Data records
-- START --
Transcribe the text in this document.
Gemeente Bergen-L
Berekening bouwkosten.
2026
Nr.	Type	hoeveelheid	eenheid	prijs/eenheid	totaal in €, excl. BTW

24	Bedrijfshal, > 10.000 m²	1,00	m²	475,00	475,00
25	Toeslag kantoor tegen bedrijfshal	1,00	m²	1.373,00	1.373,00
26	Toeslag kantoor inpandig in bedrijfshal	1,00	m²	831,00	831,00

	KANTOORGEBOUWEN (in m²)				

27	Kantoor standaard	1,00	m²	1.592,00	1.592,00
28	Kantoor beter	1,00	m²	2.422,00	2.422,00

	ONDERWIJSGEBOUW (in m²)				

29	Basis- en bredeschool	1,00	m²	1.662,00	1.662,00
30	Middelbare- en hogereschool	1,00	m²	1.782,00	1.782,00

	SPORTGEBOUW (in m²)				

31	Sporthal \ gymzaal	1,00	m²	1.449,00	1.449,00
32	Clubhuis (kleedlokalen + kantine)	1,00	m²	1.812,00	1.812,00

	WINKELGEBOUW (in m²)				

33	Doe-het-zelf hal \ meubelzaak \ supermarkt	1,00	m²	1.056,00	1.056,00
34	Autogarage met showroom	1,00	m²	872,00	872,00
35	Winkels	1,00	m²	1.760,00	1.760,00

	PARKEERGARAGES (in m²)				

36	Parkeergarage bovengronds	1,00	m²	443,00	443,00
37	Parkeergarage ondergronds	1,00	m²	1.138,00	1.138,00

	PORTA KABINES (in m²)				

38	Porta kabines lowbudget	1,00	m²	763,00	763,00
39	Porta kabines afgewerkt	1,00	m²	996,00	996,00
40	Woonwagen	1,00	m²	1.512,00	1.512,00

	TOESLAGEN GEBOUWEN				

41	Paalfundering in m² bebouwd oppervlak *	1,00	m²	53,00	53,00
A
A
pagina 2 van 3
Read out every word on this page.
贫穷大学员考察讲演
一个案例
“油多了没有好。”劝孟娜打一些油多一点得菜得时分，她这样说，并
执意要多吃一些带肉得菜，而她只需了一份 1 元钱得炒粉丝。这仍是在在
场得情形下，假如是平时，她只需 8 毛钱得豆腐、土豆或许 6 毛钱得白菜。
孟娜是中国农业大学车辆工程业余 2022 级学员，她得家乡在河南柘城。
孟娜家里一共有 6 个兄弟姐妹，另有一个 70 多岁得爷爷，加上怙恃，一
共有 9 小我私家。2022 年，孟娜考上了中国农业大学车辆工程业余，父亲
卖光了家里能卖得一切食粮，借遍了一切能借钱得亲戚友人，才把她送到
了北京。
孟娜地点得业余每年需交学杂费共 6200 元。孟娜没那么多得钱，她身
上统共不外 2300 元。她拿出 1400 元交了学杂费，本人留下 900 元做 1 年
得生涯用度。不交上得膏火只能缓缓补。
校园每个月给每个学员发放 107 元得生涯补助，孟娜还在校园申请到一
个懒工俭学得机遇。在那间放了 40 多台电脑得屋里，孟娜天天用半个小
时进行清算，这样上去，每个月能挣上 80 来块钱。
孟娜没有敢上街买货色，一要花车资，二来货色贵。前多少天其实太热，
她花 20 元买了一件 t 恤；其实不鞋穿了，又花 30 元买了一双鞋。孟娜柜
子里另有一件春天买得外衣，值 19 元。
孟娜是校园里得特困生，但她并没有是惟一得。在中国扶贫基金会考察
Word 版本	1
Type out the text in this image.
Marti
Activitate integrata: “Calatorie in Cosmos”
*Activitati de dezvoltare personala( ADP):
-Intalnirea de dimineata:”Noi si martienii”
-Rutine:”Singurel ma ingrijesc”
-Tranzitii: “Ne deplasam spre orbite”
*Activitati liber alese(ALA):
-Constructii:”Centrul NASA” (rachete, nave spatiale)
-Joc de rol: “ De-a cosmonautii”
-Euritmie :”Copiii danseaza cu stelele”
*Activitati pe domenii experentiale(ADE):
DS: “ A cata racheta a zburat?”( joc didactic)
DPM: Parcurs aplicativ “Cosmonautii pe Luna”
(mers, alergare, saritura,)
-- END --
Reproduce each line holding the word "Type".

## Solution to this exercise
Nr.	Type	hoeveelheid	eenheid	prijs/eenheid	totaal in €, excl. BTW
Type out the text in this image.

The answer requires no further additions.